## Start Supplied records

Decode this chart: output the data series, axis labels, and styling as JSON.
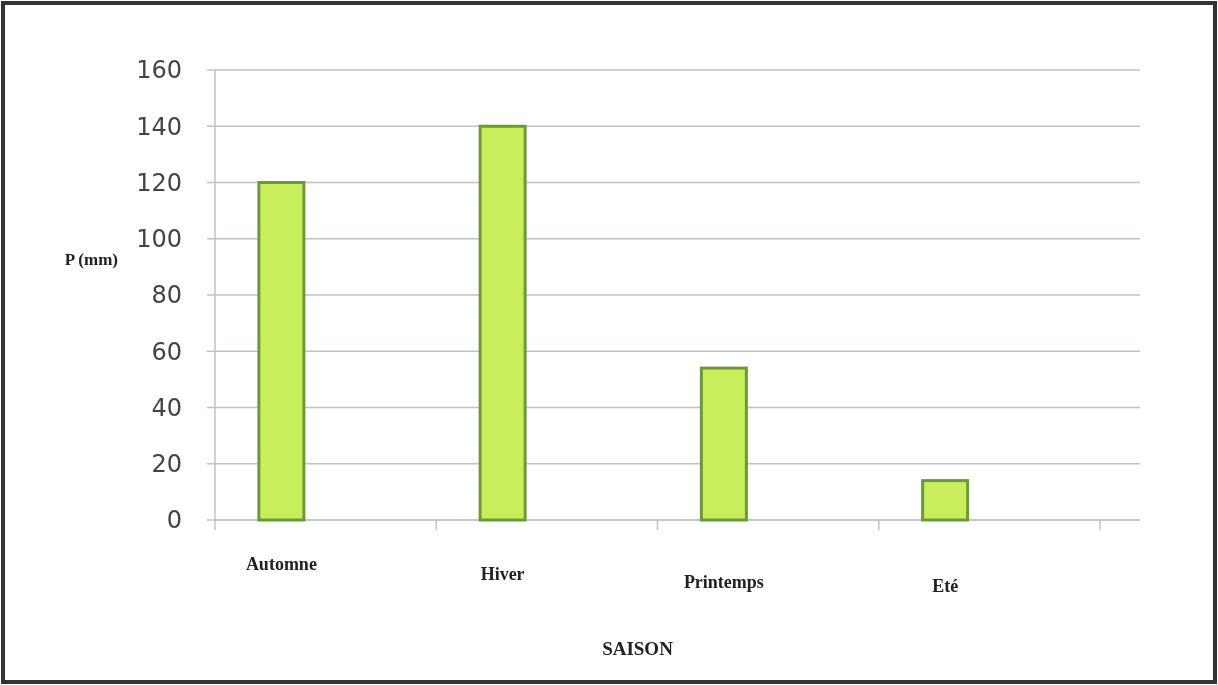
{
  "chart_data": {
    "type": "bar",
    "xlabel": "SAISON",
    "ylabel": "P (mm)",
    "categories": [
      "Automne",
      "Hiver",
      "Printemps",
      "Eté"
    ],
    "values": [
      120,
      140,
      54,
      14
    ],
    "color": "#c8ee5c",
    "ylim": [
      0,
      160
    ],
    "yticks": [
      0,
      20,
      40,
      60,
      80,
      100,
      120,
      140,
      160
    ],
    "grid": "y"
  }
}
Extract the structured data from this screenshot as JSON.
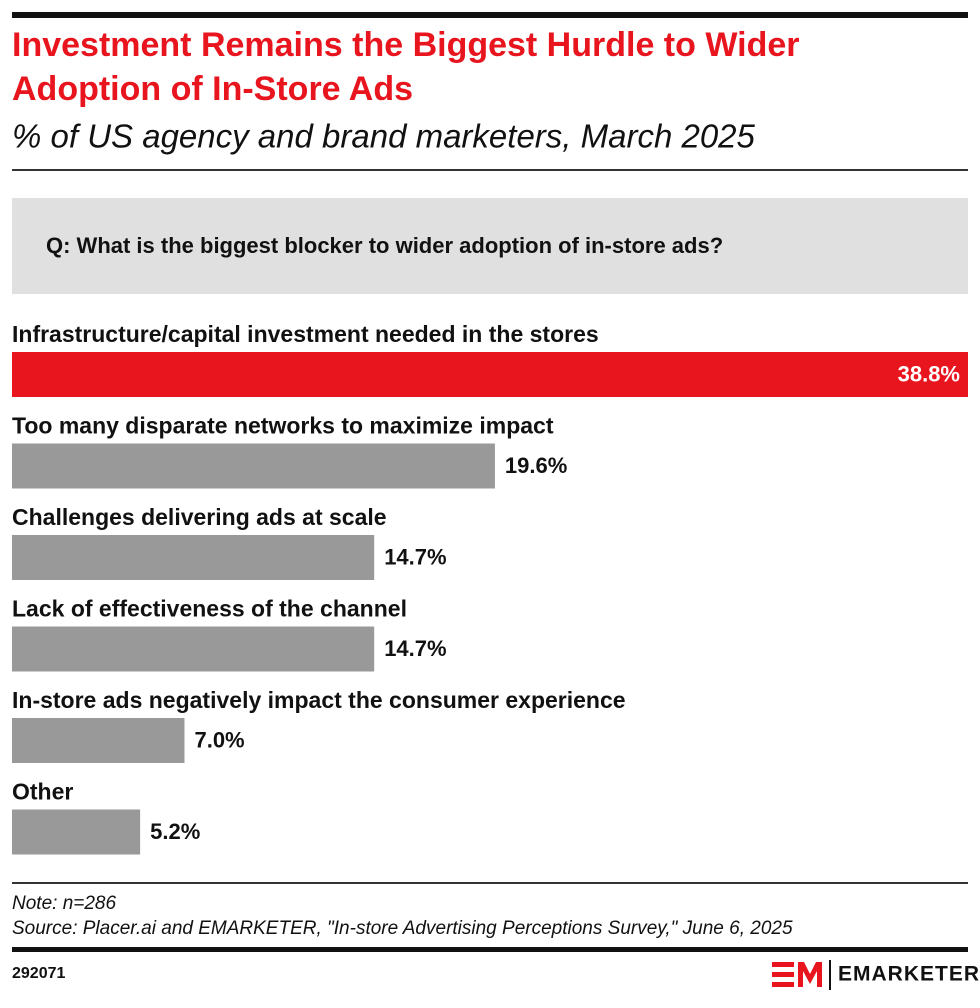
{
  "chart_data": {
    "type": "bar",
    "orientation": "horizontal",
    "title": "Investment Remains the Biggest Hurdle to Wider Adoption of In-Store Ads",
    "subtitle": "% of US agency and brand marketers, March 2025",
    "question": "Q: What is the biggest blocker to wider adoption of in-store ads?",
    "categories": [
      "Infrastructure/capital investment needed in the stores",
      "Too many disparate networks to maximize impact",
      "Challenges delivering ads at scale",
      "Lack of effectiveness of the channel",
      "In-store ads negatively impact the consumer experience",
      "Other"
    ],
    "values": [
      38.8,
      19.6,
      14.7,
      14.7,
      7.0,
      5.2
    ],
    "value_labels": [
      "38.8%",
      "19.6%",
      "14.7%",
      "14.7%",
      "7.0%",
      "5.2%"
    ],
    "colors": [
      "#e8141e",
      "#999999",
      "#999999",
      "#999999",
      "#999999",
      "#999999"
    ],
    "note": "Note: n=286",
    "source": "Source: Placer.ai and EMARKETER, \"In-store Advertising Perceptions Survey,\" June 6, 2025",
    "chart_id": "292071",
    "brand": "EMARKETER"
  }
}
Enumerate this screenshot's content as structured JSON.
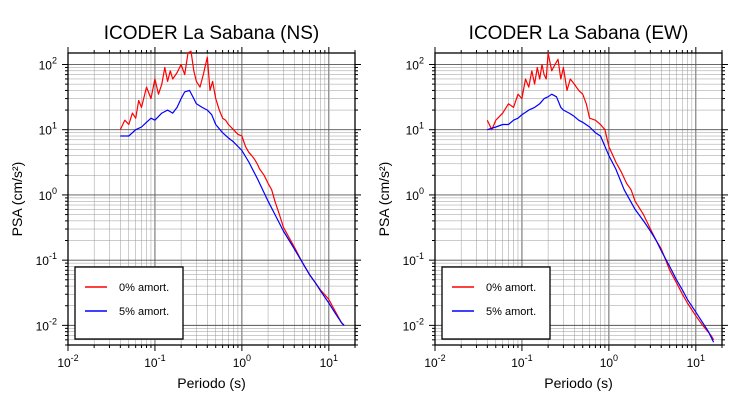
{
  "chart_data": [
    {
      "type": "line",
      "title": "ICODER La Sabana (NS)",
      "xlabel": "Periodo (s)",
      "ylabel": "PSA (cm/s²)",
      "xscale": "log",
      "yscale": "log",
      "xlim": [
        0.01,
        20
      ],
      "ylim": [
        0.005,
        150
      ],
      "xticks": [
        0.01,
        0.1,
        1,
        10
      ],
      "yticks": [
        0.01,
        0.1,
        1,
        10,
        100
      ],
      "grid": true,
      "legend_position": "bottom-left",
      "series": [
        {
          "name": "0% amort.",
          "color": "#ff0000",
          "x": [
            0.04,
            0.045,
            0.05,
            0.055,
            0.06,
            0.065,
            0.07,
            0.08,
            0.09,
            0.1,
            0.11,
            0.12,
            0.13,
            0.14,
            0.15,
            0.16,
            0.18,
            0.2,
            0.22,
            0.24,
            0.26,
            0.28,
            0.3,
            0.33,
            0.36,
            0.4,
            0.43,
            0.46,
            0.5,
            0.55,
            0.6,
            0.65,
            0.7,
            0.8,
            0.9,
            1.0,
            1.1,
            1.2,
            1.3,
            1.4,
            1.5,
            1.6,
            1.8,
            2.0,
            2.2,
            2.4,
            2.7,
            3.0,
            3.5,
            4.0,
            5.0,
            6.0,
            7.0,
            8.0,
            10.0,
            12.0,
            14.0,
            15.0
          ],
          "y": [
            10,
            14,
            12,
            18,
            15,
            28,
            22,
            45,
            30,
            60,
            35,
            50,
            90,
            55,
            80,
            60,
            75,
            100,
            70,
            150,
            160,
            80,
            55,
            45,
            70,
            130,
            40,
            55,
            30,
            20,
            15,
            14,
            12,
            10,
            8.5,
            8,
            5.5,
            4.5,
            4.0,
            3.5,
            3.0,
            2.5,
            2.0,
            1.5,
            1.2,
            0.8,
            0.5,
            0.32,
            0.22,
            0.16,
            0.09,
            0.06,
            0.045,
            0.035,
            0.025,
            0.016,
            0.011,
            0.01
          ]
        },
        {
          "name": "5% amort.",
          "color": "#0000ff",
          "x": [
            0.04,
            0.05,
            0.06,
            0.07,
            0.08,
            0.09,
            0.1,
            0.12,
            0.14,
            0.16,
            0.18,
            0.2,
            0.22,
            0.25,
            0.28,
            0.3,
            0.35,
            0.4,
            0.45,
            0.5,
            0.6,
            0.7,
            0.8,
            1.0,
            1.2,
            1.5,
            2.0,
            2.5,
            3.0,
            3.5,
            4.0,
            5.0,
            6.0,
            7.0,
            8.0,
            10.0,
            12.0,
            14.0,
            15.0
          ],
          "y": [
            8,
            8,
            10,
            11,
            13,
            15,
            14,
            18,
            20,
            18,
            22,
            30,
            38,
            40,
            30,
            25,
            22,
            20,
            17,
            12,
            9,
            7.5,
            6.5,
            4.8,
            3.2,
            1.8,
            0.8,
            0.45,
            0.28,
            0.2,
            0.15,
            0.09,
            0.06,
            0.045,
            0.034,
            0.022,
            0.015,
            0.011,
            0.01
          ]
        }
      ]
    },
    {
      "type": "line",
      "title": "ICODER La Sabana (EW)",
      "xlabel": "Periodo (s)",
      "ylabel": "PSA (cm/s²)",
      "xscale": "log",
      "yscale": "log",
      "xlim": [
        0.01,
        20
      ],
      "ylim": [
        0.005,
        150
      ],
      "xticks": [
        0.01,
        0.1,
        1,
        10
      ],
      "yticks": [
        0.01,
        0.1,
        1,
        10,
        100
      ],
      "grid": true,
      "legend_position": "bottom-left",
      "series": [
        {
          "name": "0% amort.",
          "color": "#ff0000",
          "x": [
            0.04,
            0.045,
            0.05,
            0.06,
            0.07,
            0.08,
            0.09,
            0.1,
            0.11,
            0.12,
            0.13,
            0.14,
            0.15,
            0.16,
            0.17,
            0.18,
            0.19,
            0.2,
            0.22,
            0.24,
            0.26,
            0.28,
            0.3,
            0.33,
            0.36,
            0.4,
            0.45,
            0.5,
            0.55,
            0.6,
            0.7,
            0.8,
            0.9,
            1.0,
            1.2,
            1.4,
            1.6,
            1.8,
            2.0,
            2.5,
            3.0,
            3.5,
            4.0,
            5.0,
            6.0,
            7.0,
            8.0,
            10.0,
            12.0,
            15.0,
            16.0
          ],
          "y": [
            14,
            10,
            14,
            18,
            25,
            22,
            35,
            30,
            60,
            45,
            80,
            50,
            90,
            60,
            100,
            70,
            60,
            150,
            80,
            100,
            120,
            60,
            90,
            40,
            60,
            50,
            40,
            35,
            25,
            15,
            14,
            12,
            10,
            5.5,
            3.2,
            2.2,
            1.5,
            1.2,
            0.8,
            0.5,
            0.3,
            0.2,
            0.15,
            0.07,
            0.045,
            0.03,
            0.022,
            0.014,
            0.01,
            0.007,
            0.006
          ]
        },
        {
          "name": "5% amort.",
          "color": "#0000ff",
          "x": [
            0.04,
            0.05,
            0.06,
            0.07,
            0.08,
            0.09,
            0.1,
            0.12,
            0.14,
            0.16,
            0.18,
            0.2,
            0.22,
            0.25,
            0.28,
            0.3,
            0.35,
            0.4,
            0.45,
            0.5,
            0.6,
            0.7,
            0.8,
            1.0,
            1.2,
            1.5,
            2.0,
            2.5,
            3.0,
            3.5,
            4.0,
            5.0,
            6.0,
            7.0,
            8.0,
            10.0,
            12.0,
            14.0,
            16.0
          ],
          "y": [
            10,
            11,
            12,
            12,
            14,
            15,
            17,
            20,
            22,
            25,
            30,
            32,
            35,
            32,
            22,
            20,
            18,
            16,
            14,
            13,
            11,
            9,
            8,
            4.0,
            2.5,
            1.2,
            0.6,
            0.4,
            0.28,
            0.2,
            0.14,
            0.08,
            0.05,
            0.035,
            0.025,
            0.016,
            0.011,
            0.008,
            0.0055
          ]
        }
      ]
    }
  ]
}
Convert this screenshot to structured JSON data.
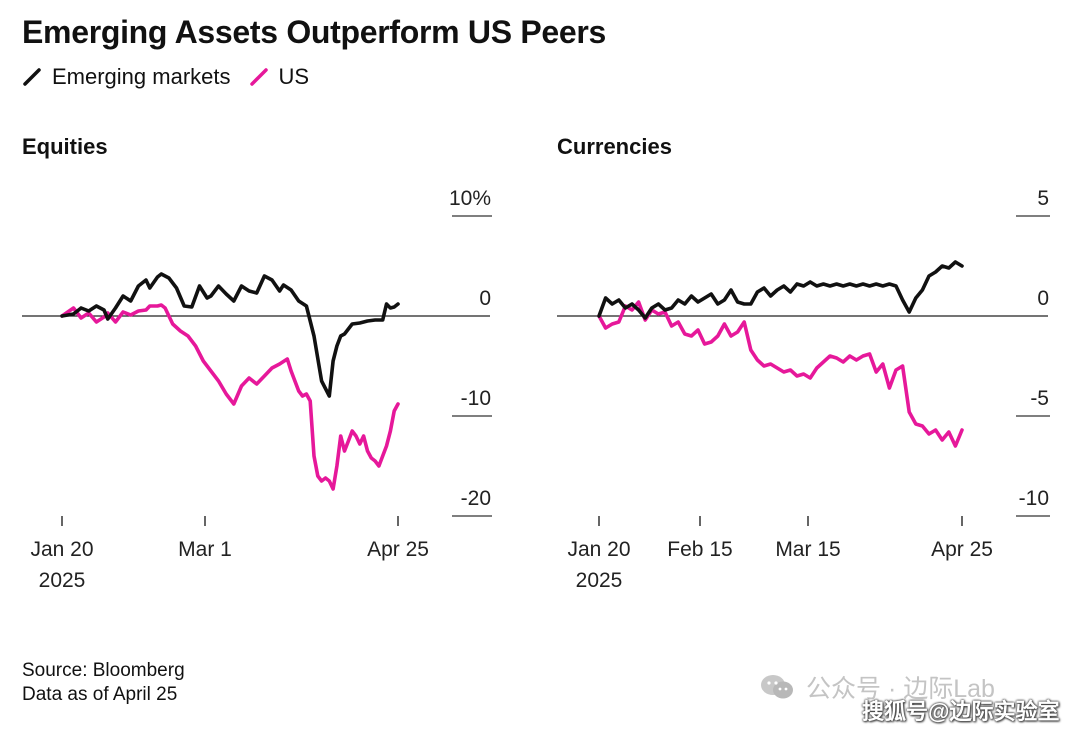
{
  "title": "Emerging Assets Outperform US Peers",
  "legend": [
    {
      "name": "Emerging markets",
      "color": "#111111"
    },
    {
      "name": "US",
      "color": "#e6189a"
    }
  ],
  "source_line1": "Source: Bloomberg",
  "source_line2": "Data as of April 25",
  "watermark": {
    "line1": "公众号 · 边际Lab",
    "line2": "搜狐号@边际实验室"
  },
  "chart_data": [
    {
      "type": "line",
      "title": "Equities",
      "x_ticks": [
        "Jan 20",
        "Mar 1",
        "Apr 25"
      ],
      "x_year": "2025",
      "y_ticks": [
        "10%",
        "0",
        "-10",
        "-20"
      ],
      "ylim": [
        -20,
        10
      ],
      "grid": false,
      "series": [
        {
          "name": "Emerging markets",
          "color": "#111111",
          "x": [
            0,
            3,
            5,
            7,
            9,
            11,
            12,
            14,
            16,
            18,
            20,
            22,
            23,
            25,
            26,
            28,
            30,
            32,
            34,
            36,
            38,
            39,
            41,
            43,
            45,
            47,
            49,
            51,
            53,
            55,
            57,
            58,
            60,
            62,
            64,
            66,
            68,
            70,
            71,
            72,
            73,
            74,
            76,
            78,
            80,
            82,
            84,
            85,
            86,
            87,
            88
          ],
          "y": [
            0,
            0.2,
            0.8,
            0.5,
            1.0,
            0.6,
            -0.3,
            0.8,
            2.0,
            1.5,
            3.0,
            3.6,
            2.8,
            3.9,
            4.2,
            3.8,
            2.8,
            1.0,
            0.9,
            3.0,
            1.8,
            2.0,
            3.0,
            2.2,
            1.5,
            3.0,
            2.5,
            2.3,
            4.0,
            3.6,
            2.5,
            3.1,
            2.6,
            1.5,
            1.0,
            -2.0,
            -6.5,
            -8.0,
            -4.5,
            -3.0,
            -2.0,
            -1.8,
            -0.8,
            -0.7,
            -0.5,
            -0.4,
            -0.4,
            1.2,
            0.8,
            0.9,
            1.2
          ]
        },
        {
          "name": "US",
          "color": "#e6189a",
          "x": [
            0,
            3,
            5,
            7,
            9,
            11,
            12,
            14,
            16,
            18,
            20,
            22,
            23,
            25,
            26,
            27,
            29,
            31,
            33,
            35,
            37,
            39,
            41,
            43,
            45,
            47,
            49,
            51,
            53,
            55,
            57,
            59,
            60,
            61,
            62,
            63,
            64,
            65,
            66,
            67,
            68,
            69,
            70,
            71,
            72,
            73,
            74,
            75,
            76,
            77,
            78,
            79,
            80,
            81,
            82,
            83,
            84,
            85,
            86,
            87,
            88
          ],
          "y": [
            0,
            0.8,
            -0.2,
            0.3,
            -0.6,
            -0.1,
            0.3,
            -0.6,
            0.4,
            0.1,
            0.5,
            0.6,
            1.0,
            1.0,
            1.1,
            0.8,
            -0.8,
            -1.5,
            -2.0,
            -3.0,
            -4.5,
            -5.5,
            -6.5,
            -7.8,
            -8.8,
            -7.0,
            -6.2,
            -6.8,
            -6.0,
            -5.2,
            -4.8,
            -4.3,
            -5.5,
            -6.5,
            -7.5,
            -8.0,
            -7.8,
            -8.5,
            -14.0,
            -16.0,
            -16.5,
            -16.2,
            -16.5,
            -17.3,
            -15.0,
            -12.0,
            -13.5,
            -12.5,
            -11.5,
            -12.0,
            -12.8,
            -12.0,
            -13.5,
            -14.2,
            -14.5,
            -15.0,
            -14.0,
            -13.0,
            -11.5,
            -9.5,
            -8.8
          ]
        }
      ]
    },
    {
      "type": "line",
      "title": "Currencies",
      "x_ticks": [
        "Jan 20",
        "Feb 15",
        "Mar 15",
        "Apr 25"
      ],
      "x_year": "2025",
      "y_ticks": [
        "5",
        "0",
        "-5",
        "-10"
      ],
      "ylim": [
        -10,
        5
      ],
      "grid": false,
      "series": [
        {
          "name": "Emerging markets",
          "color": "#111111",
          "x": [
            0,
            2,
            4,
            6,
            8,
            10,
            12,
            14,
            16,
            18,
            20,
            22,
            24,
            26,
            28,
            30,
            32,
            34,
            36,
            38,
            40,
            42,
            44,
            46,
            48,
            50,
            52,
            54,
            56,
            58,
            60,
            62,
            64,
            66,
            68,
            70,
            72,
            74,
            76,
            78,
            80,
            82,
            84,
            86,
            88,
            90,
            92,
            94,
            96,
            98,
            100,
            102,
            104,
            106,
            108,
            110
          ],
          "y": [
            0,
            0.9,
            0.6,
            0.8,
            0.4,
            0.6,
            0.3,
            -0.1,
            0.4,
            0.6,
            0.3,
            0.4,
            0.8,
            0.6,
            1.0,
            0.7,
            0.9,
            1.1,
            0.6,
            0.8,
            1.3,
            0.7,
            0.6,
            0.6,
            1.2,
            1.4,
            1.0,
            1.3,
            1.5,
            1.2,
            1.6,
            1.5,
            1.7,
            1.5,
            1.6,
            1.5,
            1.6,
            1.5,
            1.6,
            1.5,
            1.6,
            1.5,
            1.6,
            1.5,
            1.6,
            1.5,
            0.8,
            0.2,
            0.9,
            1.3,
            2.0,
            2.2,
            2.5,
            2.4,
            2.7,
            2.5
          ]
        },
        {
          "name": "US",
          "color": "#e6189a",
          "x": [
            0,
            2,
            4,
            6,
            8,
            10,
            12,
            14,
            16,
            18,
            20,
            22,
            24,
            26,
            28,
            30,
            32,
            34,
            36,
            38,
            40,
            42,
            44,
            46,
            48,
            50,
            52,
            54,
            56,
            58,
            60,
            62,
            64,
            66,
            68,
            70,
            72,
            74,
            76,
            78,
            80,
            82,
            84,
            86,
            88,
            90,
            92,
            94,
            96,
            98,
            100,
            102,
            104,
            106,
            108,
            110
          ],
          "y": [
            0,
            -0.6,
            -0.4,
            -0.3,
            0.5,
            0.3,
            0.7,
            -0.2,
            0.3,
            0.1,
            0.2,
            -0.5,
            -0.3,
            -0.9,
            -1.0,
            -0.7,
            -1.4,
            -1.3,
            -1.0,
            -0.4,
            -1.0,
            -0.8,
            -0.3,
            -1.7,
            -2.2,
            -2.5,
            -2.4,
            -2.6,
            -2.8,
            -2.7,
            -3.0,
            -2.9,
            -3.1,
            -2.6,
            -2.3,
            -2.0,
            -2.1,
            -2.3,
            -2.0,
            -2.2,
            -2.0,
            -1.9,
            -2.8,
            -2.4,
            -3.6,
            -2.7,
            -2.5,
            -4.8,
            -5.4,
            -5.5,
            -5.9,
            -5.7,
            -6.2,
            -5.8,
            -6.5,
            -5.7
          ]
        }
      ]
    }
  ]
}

## End Supplied records

_Exercise directions_:
Find the word "JSON" in the records and pull out each line that has it.

_Output below_:
Decode this chart: output the data series, axis labels, and styling as JSON.
Extract the structured data from this screenshot as JSON.
Enumerate this screenshot's content as structured JSON.
Convert this screenshot to structured JSON data.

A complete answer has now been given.